# The data start

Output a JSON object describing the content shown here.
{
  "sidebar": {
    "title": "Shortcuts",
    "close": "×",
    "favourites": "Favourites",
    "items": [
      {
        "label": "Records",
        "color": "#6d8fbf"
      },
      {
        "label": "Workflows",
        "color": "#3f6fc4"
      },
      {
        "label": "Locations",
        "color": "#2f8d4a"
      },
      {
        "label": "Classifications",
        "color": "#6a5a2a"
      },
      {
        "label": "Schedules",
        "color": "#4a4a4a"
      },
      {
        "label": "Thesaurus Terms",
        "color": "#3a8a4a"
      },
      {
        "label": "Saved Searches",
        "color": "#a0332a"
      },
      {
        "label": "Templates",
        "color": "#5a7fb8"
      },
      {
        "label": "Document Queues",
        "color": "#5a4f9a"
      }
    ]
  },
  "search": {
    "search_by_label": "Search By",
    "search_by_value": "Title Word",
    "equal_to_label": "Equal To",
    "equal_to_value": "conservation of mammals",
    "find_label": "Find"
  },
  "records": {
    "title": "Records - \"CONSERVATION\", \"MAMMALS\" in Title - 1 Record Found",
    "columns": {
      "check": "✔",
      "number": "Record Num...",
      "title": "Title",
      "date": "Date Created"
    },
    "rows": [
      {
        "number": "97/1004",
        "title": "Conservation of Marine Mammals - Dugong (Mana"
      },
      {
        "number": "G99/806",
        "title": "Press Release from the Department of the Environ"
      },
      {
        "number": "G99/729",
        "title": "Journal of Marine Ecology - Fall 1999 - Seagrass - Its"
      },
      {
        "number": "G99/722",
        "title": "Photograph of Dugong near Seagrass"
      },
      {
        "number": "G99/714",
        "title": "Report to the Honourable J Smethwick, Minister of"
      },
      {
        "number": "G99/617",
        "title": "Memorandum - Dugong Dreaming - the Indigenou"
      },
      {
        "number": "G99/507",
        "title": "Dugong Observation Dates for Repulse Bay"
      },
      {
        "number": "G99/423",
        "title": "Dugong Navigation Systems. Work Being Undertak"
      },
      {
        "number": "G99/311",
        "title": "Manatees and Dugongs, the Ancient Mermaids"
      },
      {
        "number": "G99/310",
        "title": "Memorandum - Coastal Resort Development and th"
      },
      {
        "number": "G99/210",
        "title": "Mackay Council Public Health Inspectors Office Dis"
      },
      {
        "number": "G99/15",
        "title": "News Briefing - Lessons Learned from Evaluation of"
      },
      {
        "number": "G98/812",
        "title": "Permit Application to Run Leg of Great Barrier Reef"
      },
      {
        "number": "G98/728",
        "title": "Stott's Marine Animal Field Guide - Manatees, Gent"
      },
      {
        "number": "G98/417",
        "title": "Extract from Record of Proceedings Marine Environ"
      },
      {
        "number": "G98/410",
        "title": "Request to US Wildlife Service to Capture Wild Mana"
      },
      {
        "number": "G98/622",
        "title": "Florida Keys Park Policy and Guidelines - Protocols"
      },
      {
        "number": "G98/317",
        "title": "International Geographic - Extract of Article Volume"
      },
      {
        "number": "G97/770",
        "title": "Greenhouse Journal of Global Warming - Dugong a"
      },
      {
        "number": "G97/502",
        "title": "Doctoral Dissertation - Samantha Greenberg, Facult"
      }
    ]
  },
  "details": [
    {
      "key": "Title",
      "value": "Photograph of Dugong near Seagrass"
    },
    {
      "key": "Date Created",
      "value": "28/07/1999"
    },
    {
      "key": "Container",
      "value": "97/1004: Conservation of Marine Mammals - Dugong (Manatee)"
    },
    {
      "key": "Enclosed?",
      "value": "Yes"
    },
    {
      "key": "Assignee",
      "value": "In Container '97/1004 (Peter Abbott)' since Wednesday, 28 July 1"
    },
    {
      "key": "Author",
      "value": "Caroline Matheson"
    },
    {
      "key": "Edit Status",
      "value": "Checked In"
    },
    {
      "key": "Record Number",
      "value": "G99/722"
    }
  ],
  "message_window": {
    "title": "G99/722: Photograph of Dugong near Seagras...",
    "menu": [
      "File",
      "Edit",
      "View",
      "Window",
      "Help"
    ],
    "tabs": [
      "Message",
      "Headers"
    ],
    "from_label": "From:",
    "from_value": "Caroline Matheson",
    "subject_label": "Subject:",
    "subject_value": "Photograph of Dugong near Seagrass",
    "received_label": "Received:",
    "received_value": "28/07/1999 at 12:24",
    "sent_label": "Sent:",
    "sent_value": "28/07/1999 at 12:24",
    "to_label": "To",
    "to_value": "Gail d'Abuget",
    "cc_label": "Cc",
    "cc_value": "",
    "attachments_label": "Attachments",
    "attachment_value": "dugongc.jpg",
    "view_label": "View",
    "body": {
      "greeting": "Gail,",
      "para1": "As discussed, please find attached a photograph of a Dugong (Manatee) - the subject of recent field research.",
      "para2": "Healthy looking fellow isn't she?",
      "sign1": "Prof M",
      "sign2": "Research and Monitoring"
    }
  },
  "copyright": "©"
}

# The data end

> Written instruction: Restate the listing above word for word.

> Answer below:
Output a JSON object describing the content shown here.
{
  "sidebar": {
    "title": "Shortcuts",
    "close": "×",
    "favourites": "Favourites",
    "items": [
      {
        "label": "Records",
        "color": "#6d8fbf"
      },
      {
        "label": "Workflows",
        "color": "#3f6fc4"
      },
      {
        "label": "Locations",
        "color": "#2f8d4a"
      },
      {
        "label": "Classifications",
        "color": "#6a5a2a"
      },
      {
        "label": "Schedules",
        "color": "#4a4a4a"
      },
      {
        "label": "Thesaurus Terms",
        "color": "#3a8a4a"
      },
      {
        "label": "Saved Searches",
        "color": "#a0332a"
      },
      {
        "label": "Templates",
        "color": "#5a7fb8"
      },
      {
        "label": "Document Queues",
        "color": "#5a4f9a"
      }
    ]
  },
  "search": {
    "search_by_label": "Search By",
    "search_by_value": "Title Word",
    "equal_to_label": "Equal To",
    "equal_to_value": "conservation of mammals",
    "find_label": "Find"
  },
  "records": {
    "title": "Records - \"CONSERVATION\", \"MAMMALS\" in Title - 1 Record Found",
    "columns": {
      "check": "✔",
      "number": "Record Num...",
      "title": "Title",
      "date": "Date Created"
    },
    "rows": [
      {
        "number": "97/1004",
        "title": "Conservation of Marine Mammals - Dugong (Mana"
      },
      {
        "number": "G99/806",
        "title": "Press Release from the Department of the Environ"
      },
      {
        "number": "G99/729",
        "title": "Journal of Marine Ecology - Fall 1999 - Seagrass - Its"
      },
      {
        "number": "G99/722",
        "title": "Photograph of Dugong near Seagrass"
      },
      {
        "number": "G99/714",
        "title": "Report to the Honourable J Smethwick, Minister of"
      },
      {
        "number": "G99/617",
        "title": "Memorandum - Dugong Dreaming - the Indigenou"
      },
      {
        "number": "G99/507",
        "title": "Dugong Observation Dates for Repulse Bay"
      },
      {
        "number": "G99/423",
        "title": "Dugong Navigation Systems. Work Being Undertak"
      },
      {
        "number": "G99/311",
        "title": "Manatees and Dugongs, the Ancient Mermaids"
      },
      {
        "number": "G99/310",
        "title": "Memorandum - Coastal Resort Development and th"
      },
      {
        "number": "G99/210",
        "title": "Mackay Council Public Health Inspectors Office Dis"
      },
      {
        "number": "G99/15",
        "title": "News Briefing - Lessons Learned from Evaluation of"
      },
      {
        "number": "G98/812",
        "title": "Permit Application to Run Leg of Great Barrier Reef"
      },
      {
        "number": "G98/728",
        "title": "Stott's Marine Animal Field Guide - Manatees, Gent"
      },
      {
        "number": "G98/417",
        "title": "Extract from Record of Proceedings Marine Environ"
      },
      {
        "number": "G98/410",
        "title": "Request to US Wildlife Service to Capture Wild Mana"
      },
      {
        "number": "G98/622",
        "title": "Florida Keys Park Policy and Guidelines - Protocols"
      },
      {
        "number": "G98/317",
        "title": "International Geographic - Extract of Article Volume"
      },
      {
        "number": "G97/770",
        "title": "Greenhouse Journal of Global Warming - Dugong a"
      },
      {
        "number": "G97/502",
        "title": "Doctoral Dissertation - Samantha Greenberg, Facult"
      }
    ]
  },
  "details": [
    {
      "key": "Title",
      "value": "Photograph of Dugong near Seagrass"
    },
    {
      "key": "Date Created",
      "value": "28/07/1999"
    },
    {
      "key": "Container",
      "value": "97/1004: Conservation of Marine Mammals - Dugong (Manatee)"
    },
    {
      "key": "Enclosed?",
      "value": "Yes"
    },
    {
      "key": "Assignee",
      "value": "In Container '97/1004 (Peter Abbott)' since Wednesday, 28 July 1"
    },
    {
      "key": "Author",
      "value": "Caroline Matheson"
    },
    {
      "key": "Edit Status",
      "value": "Checked In"
    },
    {
      "key": "Record Number",
      "value": "G99/722"
    }
  ],
  "message_window": {
    "title": "G99/722: Photograph of Dugong near Seagras...",
    "menu": [
      "File",
      "Edit",
      "View",
      "Window",
      "Help"
    ],
    "tabs": [
      "Message",
      "Headers"
    ],
    "from_label": "From:",
    "from_value": "Caroline Matheson",
    "subject_label": "Subject:",
    "subject_value": "Photograph of Dugong near Seagrass",
    "received_label": "Received:",
    "received_value": "28/07/1999 at 12:24",
    "sent_label": "Sent:",
    "sent_value": "28/07/1999 at 12:24",
    "to_label": "To",
    "to_value": "Gail d'Abuget",
    "cc_label": "Cc",
    "cc_value": "",
    "attachments_label": "Attachments",
    "attachment_value": "dugongc.jpg",
    "view_label": "View",
    "body": {
      "greeting": "Gail,",
      "para1": "As discussed, please find attached a photograph of a Dugong (Manatee) - the subject of recent field research.",
      "para2": "Healthy looking fellow isn't she?",
      "sign1": "Prof M",
      "sign2": "Research and Monitoring"
    }
  },
  "copyright": "©"
}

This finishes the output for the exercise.